> TASK
Keep only the lines of the data below that contain "assigned", and copy them.

(Stored items)
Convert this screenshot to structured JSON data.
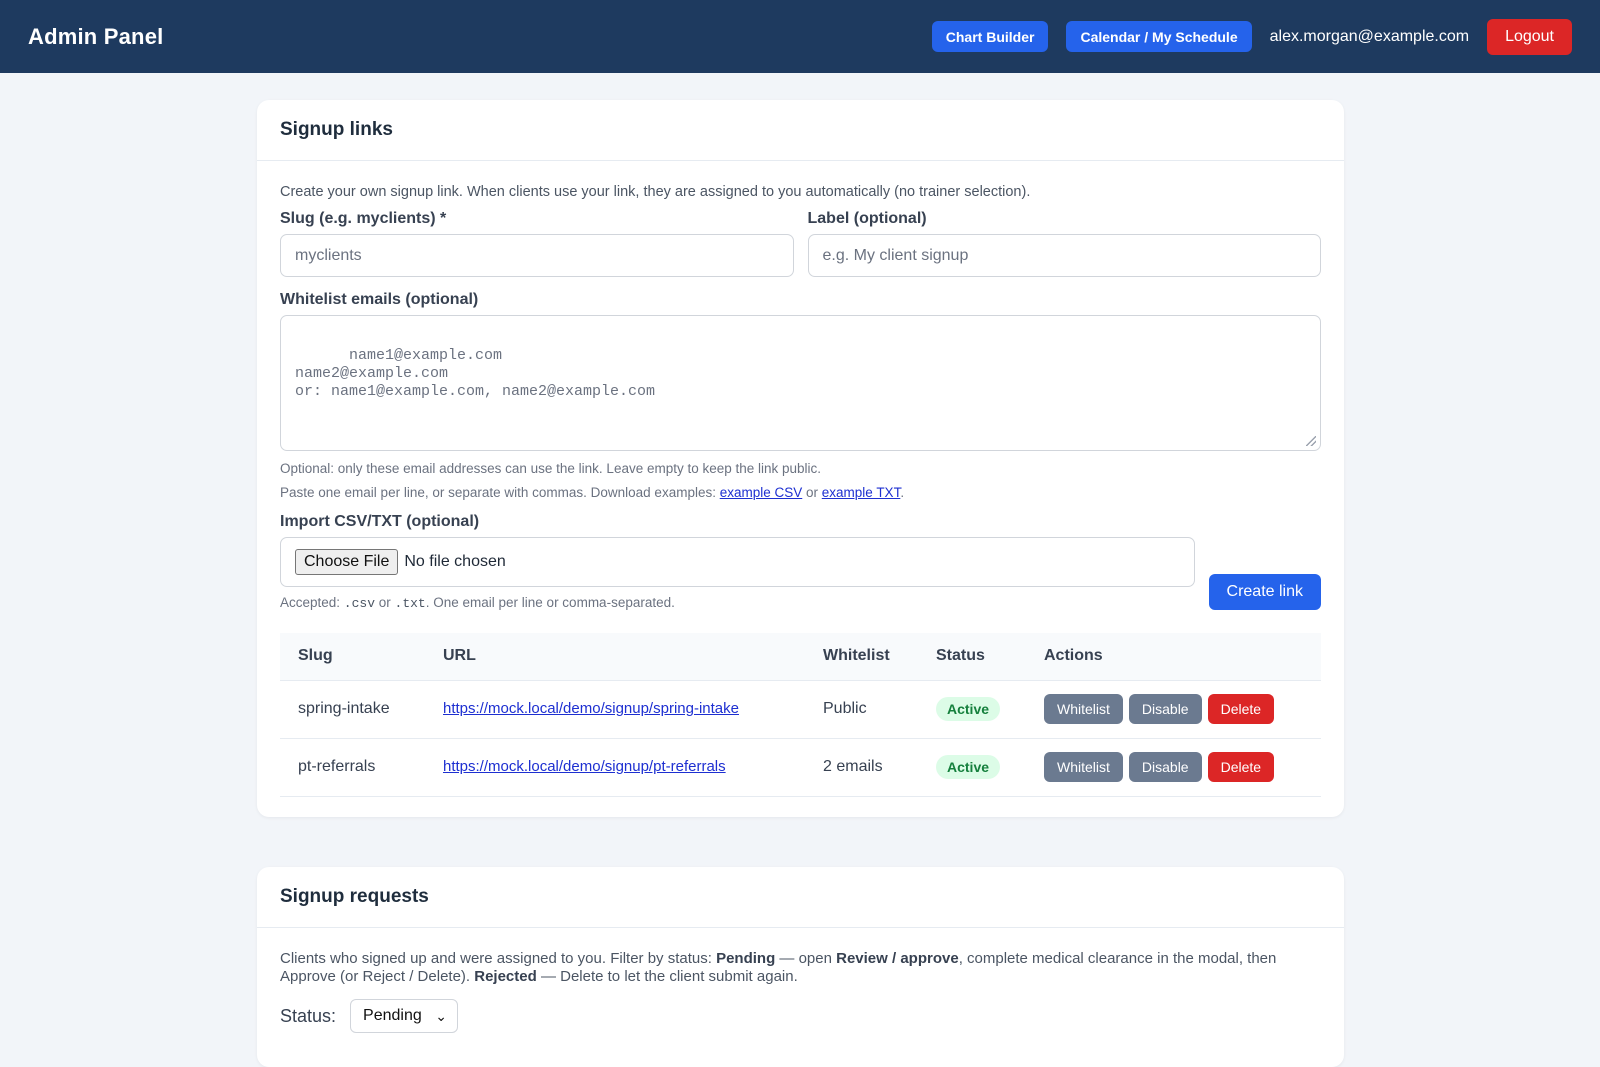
{
  "header": {
    "title": "Admin Panel",
    "nav": {
      "chart_builder": "Chart Builder",
      "calendar": "Calendar / My Schedule"
    },
    "user_email": "alex.morgan@example.com",
    "logout": "Logout",
    "colors": {
      "bar": "#1e3a5f",
      "primary": "#2563eb",
      "danger": "#dc2626"
    }
  },
  "signup_links": {
    "title": "Signup links",
    "intro": "Create your own signup link. When clients use your link, they are assigned to you automatically (no trainer selection).",
    "slug_label": "Slug (e.g. myclients) *",
    "slug_placeholder": "myclients",
    "label_label": "Label (optional)",
    "label_placeholder": "e.g. My client signup",
    "whitelist_label": "Whitelist emails (optional)",
    "whitelist_placeholder": "name1@example.com\nname2@example.com\nor: name1@example.com, name2@example.com",
    "hint_1": "Optional: only these email addresses can use the link. Leave empty to keep the link public.",
    "hint_2_prefix": "Paste one email per line, or separate with commas. Download examples: ",
    "hint_2_csv": "example CSV",
    "hint_2_or": " or ",
    "hint_2_txt": "example TXT",
    "hint_2_end": ".",
    "import_label": "Import CSV/TXT (optional)",
    "choose_file": "Choose File",
    "no_file": "No file chosen",
    "accepted_prefix": "Accepted: ",
    "accepted_csv": ".csv",
    "accepted_or": " or ",
    "accepted_txt": ".txt",
    "accepted_suffix": ". One email per line or comma-separated.",
    "create_button": "Create link",
    "table": {
      "headers": {
        "slug": "Slug",
        "url": "URL",
        "whitelist": "Whitelist",
        "status": "Status",
        "actions": "Actions"
      },
      "rows": [
        {
          "slug": "spring-intake",
          "url": "https://mock.local/demo/signup/spring-intake",
          "whitelist": "Public",
          "status": "Active",
          "actions": {
            "whitelist": "Whitelist",
            "disable": "Disable",
            "delete": "Delete"
          }
        },
        {
          "slug": "pt-referrals",
          "url": "https://mock.local/demo/signup/pt-referrals",
          "whitelist": "2 emails",
          "status": "Active",
          "actions": {
            "whitelist": "Whitelist",
            "disable": "Disable",
            "delete": "Delete"
          }
        }
      ]
    }
  },
  "signup_requests": {
    "title": "Signup requests",
    "intro_1": "Clients who signed up and were assigned to you. Filter by status: ",
    "intro_pending": "Pending",
    "intro_2": " — open ",
    "intro_review": "Review / approve",
    "intro_3": ", complete medical clearance in the modal, then Approve (or Reject / Delete). ",
    "intro_rejected": "Rejected",
    "intro_4": " — Delete to let the client submit again.",
    "status_label": "Status:",
    "status_value": "Pending"
  }
}
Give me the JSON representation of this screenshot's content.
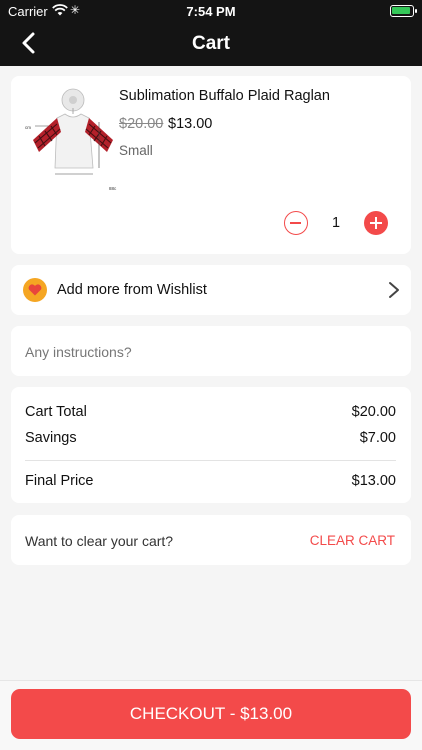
{
  "status_bar": {
    "carrier": "Carrier",
    "time": "7:54 PM"
  },
  "nav": {
    "title": "Cart",
    "back_icon": "chevron-left-icon"
  },
  "cart_item": {
    "name": "Sublimation Buffalo Plaid Raglan",
    "original_price": "$20.00",
    "price": "$13.00",
    "size": "Small",
    "quantity": "1"
  },
  "wishlist": {
    "label": "Add more from Wishlist",
    "icon": "heart-icon"
  },
  "instructions": {
    "placeholder": "Any instructions?",
    "value": ""
  },
  "summary": {
    "cart_total_label": "Cart Total",
    "cart_total_value": "$20.00",
    "savings_label": "Savings",
    "savings_value": "$7.00",
    "final_label": "Final Price",
    "final_value": "$13.00"
  },
  "clear": {
    "question": "Want to clear your cart?",
    "button": "CLEAR CART"
  },
  "checkout": {
    "label": "CHECKOUT - $13.00"
  },
  "colors": {
    "accent": "#f34a4a",
    "nav_bg": "#141414",
    "heart_bg": "#f5a623"
  }
}
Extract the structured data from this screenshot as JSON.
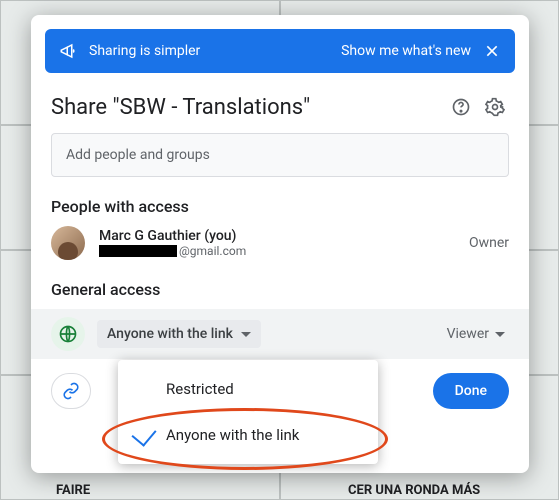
{
  "banner": {
    "message": "Sharing is simpler",
    "cta": "Show me what's new"
  },
  "title": "Share \"SBW - Translations\"",
  "input": {
    "placeholder": "Add people and groups"
  },
  "sections": {
    "people_title": "People with access",
    "general_title": "General access"
  },
  "people": [
    {
      "name": "Marc G Gauthier (you)",
      "email_suffix": "@gmail.com",
      "role": "Owner"
    }
  ],
  "general": {
    "current": "Anyone with the link",
    "permission": "Viewer",
    "options": [
      "Restricted",
      "Anyone with the link"
    ],
    "selected_index": 1
  },
  "footer": {
    "done": "Done"
  },
  "background": {
    "bottom_left": "FAIRE",
    "bottom_right": "CER UNA RONDA MÁS"
  }
}
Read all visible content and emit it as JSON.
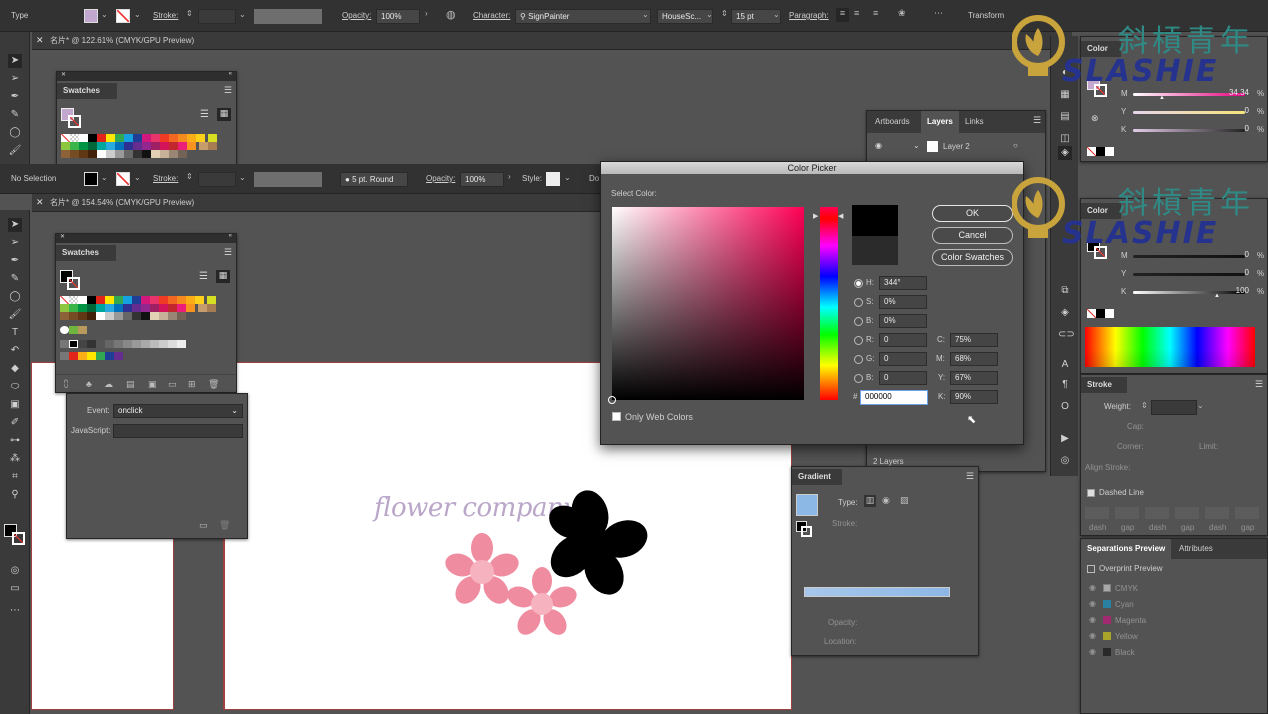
{
  "control_bar_1": {
    "mode": "Type",
    "stroke_label": "Stroke:",
    "opacity_label": "Opacity:",
    "opacity_value": "100%",
    "character_label": "Character:",
    "font_family": "SignPainter",
    "font_style": "HouseSc...",
    "font_size": "15 pt",
    "paragraph_label": "Paragraph:",
    "transform_label": "Transform"
  },
  "doc_tab_1": {
    "title": "名片* @ 122.61% (CMYK/GPU Preview)"
  },
  "swatches_1": {
    "title": "Swatches"
  },
  "control_bar_2": {
    "selection": "No Selection",
    "stroke_label": "Stroke:",
    "brush": "5 pt. Round",
    "opacity_label": "Opacity:",
    "opacity_value": "100%",
    "style_label": "Style:",
    "doc_label": "Do"
  },
  "doc_tab_2": {
    "title": "名片* @ 154.54% (CMYK/GPU Preview)"
  },
  "swatches_2": {
    "title": "Swatches"
  },
  "attributes_panel": {
    "event_label": "Event:",
    "event_value": "onclick",
    "js_label": "JavaScript:"
  },
  "layers_panel": {
    "tabs": [
      "Artboards",
      "Layers",
      "Links"
    ],
    "layer_name": "Layer 2",
    "layer_count": "2 Layers"
  },
  "color_picker": {
    "title": "Color Picker",
    "select_label": "Select Color:",
    "ok": "OK",
    "cancel": "Cancel",
    "swatches_btn": "Color Swatches",
    "h_label": "H:",
    "h_value": "344°",
    "s_label": "S:",
    "s_value": "0%",
    "b_label": "B:",
    "b_value": "0%",
    "r_label": "R:",
    "r_value": "0",
    "g_label": "G:",
    "g_value": "0",
    "bl_label": "B:",
    "bl_value": "0",
    "hex_label": "#",
    "hex_value": "000000",
    "c_label": "C:",
    "c_value": "75%",
    "m_label": "M:",
    "m_value": "68%",
    "y_label": "Y:",
    "y_value": "67%",
    "k_label": "K:",
    "k_value": "90%",
    "web_colors": "Only Web Colors"
  },
  "gradient_panel": {
    "title": "Gradient",
    "type_label": "Type:",
    "stroke_label": "Stroke:",
    "opacity_label": "Opacity:",
    "location_label": "Location:"
  },
  "color_panel_1": {
    "title": "Color",
    "m_label": "M",
    "m_value": "34.34",
    "y_label": "Y",
    "y_value": "0",
    "k_label": "K",
    "k_value": "0",
    "pct": "%"
  },
  "color_panel_2": {
    "title": "Color",
    "m_label": "M",
    "m_value": "0",
    "y_label": "Y",
    "y_value": "0",
    "k_label": "K",
    "k_value": "100",
    "pct": "%"
  },
  "stroke_panel": {
    "title": "Stroke",
    "weight_label": "Weight:",
    "cap_label": "Cap:",
    "corner_label": "Corner:",
    "limit_label": "Limit:",
    "align_label": "Align Stroke:",
    "dashed_label": "Dashed Line",
    "dash_labels": [
      "dash",
      "gap",
      "dash",
      "gap",
      "dash",
      "gap"
    ]
  },
  "separations_panel": {
    "tabs": [
      "Separations Preview",
      "Attributes"
    ],
    "overprint": "Overprint Preview",
    "plates": [
      "CMYK",
      "Cyan",
      "Magenta",
      "Yellow",
      "Black"
    ]
  },
  "watermark": {
    "cn": "斜槓青年",
    "en": "SLASHIE"
  },
  "artwork": {
    "text": "flower company"
  },
  "colors": {
    "bg": "#535353",
    "panel": "#535353",
    "bar": "#323232",
    "flower_pink": "#f08ca0",
    "flower_center": "#f7b2bf",
    "black_flower": "#000000",
    "brand_text": "#b9a6c8",
    "watermark_cn": "#2f8a86",
    "watermark_en": "#25338f"
  }
}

> WRITTEN RESPONSE
    "intro": "Create your own signup link. When clients use your link, they are assigned to you automatically (no trainer selection).",
    "intro_1": "Clients who signed up and were assigned to you. Filter by status: ",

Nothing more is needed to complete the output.